## REQUIREMENTS
Where does the string "Nadmorska" appear? Copy every line of the entries below that holds it.

##### INPUT DATA #####

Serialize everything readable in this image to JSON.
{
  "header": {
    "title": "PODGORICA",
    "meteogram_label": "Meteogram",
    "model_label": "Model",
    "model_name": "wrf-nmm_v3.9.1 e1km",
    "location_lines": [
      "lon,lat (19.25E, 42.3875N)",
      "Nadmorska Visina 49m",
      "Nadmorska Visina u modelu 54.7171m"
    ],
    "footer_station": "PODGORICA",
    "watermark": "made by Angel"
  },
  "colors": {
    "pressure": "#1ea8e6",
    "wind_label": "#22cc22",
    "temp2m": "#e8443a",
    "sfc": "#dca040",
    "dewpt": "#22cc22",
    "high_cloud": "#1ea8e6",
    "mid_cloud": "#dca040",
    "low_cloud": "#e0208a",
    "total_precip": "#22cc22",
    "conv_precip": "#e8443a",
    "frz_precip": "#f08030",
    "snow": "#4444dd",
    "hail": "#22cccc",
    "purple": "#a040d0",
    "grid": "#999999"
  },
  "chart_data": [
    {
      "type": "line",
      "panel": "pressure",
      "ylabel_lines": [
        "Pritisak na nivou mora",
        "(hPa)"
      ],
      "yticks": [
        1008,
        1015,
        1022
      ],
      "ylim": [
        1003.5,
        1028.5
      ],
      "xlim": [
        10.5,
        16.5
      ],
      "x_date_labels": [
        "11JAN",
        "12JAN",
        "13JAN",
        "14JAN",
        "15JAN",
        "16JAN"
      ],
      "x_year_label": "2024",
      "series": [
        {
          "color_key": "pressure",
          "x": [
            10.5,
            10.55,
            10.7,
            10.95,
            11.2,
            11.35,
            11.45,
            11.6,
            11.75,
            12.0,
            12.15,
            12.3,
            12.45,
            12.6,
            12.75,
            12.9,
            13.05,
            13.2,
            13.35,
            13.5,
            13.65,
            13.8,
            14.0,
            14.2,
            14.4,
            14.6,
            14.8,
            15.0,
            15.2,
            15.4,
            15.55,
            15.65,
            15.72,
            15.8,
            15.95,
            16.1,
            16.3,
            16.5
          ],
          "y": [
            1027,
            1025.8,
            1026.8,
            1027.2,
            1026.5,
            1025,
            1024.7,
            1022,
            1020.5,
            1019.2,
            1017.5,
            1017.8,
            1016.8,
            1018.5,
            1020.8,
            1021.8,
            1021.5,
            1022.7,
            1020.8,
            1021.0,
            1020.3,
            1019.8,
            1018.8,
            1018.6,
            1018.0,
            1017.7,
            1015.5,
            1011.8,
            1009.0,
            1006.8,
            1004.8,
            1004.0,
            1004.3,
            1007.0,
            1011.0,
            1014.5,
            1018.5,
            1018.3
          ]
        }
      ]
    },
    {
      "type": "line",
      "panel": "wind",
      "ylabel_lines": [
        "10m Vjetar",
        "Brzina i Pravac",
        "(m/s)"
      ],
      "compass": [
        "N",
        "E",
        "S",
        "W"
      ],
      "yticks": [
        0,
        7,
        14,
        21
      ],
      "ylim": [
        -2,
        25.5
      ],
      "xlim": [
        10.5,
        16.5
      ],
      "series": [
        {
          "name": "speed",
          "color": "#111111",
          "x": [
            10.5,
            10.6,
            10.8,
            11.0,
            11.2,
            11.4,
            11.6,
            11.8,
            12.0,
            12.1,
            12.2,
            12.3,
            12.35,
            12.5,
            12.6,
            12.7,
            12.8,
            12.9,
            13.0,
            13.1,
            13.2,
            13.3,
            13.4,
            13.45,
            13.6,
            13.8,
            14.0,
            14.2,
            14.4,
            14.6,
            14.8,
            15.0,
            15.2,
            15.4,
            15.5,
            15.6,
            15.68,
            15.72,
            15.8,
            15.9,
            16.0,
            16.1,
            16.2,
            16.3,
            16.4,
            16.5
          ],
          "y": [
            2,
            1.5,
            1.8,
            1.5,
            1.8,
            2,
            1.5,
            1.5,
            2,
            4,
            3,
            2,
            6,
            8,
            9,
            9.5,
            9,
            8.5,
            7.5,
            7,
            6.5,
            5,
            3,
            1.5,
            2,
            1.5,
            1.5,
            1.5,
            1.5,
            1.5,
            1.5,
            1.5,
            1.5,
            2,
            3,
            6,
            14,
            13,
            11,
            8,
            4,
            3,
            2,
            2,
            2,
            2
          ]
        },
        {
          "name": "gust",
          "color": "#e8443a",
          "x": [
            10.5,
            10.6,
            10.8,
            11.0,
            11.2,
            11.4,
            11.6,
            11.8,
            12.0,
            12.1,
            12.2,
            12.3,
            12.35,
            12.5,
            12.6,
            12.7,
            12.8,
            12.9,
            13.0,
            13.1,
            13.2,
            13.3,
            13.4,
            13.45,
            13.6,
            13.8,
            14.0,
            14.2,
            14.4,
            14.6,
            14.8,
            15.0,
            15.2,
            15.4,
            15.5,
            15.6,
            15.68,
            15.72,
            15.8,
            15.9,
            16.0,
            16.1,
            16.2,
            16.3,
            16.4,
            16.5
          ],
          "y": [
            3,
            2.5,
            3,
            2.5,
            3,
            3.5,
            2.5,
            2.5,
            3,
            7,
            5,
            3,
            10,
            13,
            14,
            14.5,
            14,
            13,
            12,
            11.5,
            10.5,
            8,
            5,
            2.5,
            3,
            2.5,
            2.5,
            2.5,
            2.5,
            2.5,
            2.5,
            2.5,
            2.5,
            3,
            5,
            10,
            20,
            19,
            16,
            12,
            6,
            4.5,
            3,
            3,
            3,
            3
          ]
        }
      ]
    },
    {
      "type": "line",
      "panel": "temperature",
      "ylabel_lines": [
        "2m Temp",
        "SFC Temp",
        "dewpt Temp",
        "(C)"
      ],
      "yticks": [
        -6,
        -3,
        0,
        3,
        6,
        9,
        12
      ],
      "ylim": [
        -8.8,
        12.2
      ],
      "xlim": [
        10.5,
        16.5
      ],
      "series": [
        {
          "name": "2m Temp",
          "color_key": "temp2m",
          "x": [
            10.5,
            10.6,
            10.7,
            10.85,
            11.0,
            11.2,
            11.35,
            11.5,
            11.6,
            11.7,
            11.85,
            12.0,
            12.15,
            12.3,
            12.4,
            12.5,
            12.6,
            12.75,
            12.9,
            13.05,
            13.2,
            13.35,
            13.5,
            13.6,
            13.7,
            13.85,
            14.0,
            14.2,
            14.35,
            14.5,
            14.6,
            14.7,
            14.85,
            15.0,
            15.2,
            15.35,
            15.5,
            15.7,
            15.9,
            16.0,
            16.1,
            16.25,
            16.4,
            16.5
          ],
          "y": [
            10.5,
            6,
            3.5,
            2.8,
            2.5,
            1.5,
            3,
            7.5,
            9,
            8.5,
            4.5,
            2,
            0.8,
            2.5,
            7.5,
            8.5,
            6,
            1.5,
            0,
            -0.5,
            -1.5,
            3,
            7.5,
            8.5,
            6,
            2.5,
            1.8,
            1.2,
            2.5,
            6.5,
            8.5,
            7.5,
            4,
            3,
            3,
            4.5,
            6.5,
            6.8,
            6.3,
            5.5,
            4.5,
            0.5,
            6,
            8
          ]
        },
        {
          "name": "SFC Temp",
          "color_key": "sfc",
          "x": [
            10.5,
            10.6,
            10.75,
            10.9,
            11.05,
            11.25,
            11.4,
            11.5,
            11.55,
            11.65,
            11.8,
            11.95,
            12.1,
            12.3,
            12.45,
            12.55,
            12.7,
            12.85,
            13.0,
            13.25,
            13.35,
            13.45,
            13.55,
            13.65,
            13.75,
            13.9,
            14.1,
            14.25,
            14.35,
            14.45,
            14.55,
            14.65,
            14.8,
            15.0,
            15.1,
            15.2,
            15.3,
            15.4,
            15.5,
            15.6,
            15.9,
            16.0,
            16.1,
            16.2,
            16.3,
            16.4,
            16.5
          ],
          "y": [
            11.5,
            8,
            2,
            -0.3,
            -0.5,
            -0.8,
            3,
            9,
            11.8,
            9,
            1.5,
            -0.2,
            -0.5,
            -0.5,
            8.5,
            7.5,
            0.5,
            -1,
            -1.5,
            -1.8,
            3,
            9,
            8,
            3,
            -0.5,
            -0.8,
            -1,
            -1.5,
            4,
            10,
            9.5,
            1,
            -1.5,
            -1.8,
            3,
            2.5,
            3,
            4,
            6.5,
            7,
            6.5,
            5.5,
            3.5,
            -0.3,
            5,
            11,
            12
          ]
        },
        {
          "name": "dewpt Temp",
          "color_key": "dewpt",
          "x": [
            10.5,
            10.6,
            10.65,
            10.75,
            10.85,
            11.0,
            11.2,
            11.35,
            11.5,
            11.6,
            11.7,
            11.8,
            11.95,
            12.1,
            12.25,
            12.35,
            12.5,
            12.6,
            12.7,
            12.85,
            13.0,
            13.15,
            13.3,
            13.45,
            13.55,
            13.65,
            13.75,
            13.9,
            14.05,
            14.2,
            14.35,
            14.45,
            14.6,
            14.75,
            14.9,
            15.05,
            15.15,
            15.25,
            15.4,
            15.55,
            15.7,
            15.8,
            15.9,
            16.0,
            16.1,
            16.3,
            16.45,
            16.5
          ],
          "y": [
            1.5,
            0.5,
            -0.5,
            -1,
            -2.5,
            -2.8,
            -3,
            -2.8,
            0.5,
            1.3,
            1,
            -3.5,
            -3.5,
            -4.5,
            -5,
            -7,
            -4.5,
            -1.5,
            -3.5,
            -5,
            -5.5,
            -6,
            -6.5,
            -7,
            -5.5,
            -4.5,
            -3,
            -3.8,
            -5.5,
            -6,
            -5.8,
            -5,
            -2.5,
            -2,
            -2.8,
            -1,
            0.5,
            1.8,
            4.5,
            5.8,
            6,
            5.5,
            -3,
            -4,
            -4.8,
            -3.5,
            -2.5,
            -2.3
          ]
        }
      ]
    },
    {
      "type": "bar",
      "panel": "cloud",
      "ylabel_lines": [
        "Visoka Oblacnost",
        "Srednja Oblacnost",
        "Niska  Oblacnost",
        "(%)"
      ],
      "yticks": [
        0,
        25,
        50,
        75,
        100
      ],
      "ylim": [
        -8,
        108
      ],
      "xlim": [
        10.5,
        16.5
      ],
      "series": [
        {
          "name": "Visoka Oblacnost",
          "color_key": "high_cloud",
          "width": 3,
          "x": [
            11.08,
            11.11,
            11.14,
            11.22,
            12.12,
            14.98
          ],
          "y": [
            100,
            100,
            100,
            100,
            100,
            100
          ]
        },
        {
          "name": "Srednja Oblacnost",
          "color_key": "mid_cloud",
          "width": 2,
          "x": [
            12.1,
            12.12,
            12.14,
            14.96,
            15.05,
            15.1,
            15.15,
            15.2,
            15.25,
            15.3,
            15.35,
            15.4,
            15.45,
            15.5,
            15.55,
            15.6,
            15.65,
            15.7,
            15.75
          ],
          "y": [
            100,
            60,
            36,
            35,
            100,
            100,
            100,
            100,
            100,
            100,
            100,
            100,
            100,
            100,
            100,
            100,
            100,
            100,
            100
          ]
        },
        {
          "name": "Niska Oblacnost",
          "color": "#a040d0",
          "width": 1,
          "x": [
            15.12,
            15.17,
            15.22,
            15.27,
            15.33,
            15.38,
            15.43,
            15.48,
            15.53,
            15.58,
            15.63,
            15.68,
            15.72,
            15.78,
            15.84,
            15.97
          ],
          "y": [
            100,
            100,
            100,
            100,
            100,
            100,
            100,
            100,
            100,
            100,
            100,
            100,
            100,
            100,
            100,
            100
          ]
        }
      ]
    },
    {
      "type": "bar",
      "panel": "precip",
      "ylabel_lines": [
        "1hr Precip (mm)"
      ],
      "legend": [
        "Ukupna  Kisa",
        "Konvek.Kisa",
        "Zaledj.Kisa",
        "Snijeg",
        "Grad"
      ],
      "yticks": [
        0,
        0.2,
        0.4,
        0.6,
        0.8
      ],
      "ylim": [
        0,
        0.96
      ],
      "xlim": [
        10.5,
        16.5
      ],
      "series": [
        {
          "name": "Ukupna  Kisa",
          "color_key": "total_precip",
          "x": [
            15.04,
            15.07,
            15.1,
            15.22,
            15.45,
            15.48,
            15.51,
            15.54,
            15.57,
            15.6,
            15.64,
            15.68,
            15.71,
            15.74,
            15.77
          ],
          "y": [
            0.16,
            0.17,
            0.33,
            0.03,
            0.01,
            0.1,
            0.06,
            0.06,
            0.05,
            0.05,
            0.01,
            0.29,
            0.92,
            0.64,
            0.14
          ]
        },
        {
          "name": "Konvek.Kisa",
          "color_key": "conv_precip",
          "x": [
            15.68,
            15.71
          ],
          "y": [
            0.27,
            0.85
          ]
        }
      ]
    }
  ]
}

#####

## EXERCISE SOLUTION
      "Nadmorska Visina 49m",
      "Nadmorska Visina u modelu 54.7171m"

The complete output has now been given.